# Work instructions:
In the listing that follows, how many lines contain the string "ylabel"? Provide only the number.

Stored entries

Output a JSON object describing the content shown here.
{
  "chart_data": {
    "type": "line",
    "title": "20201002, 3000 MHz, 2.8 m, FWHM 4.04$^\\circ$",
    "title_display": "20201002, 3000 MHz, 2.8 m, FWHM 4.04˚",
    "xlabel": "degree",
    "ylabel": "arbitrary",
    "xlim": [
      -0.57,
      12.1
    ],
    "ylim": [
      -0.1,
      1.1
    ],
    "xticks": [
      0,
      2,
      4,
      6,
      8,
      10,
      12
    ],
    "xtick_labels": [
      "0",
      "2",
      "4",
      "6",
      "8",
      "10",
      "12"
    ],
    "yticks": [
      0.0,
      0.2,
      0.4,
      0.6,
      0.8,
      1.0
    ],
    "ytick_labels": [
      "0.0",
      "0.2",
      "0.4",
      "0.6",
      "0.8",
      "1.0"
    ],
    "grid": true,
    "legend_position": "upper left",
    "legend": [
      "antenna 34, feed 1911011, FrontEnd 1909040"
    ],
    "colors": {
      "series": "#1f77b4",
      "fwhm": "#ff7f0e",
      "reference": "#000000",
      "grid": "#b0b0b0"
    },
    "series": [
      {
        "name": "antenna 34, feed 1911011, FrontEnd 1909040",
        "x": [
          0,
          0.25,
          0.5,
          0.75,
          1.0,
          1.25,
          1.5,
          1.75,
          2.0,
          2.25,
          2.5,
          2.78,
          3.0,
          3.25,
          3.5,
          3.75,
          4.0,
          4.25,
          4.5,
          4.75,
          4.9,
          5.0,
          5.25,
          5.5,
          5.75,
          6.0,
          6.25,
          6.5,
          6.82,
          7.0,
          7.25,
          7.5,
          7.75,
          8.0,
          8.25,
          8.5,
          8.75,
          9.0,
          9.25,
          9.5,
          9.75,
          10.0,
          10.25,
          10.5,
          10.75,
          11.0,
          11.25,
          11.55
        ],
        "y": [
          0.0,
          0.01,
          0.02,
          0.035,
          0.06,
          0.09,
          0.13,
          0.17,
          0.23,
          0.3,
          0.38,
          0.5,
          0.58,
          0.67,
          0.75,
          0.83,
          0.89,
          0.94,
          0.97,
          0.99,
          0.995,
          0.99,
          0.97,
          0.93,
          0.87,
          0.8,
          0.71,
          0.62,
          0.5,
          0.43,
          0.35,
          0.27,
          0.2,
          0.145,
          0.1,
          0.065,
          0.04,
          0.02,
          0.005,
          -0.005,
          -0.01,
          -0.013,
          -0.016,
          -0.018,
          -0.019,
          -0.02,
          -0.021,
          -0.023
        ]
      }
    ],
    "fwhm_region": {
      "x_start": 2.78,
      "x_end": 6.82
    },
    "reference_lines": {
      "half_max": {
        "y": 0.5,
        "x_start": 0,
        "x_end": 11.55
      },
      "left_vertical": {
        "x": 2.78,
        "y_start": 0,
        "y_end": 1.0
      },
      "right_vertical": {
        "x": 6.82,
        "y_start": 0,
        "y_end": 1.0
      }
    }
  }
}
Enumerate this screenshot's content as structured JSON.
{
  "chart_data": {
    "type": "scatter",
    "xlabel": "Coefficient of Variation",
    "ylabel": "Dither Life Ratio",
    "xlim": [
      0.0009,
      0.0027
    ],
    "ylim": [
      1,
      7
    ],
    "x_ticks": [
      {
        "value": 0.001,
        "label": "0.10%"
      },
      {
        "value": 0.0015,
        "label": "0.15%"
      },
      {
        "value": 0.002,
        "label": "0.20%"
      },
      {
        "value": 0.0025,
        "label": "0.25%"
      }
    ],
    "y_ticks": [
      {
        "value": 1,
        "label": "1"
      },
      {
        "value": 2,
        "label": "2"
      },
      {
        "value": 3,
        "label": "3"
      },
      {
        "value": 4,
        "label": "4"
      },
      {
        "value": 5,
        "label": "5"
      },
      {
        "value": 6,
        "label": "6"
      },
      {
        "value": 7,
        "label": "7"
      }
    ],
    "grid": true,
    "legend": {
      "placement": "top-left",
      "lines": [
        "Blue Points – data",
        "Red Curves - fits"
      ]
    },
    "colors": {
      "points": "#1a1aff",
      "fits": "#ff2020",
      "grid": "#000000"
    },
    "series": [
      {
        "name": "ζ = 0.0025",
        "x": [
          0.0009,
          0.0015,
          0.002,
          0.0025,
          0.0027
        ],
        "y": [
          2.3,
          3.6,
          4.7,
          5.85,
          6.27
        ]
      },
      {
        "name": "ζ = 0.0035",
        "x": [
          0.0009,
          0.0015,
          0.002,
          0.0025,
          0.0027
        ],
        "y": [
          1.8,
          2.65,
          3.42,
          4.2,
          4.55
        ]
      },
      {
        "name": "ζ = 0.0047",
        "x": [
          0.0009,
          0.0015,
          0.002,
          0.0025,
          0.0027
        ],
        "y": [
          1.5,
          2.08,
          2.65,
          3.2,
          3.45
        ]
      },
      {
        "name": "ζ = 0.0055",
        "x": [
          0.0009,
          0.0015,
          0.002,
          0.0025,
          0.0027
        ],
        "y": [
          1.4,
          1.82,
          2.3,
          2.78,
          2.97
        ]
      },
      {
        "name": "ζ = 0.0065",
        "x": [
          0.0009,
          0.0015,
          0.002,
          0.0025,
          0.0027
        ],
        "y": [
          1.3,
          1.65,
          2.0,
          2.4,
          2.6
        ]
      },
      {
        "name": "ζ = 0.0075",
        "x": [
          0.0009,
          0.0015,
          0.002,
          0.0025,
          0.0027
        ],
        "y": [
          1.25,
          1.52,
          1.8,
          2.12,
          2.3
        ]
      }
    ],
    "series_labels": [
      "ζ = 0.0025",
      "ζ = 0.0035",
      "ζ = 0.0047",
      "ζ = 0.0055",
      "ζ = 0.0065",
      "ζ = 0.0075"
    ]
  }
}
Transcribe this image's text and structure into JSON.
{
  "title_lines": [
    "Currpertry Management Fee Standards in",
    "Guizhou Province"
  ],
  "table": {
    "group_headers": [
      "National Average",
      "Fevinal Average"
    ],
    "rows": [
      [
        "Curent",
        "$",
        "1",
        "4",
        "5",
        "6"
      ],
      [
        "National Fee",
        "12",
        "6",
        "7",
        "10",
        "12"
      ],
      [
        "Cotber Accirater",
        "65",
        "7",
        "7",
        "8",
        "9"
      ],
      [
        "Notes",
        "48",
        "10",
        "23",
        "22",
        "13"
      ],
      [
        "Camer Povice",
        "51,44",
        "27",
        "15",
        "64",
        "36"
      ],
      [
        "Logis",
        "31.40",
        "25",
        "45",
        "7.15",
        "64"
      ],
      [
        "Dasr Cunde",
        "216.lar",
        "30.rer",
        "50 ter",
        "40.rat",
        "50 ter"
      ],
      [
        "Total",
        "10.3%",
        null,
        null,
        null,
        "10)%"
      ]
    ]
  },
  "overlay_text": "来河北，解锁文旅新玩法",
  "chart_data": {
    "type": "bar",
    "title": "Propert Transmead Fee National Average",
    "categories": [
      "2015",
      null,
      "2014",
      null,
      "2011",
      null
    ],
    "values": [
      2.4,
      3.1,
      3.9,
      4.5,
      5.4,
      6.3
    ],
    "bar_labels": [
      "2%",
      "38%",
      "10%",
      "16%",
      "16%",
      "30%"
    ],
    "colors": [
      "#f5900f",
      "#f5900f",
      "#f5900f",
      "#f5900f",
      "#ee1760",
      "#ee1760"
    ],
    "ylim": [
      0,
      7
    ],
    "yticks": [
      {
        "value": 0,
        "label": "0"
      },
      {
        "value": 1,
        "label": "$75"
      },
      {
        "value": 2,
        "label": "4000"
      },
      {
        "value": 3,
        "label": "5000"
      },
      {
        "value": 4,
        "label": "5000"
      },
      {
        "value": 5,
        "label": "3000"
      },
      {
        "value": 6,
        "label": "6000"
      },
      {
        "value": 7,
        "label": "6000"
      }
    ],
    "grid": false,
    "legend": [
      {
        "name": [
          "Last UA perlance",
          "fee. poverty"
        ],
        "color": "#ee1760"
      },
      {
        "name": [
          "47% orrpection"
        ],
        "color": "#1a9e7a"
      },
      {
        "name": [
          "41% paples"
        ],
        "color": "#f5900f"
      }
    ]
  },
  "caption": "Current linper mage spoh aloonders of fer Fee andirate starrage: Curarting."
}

# Result:
2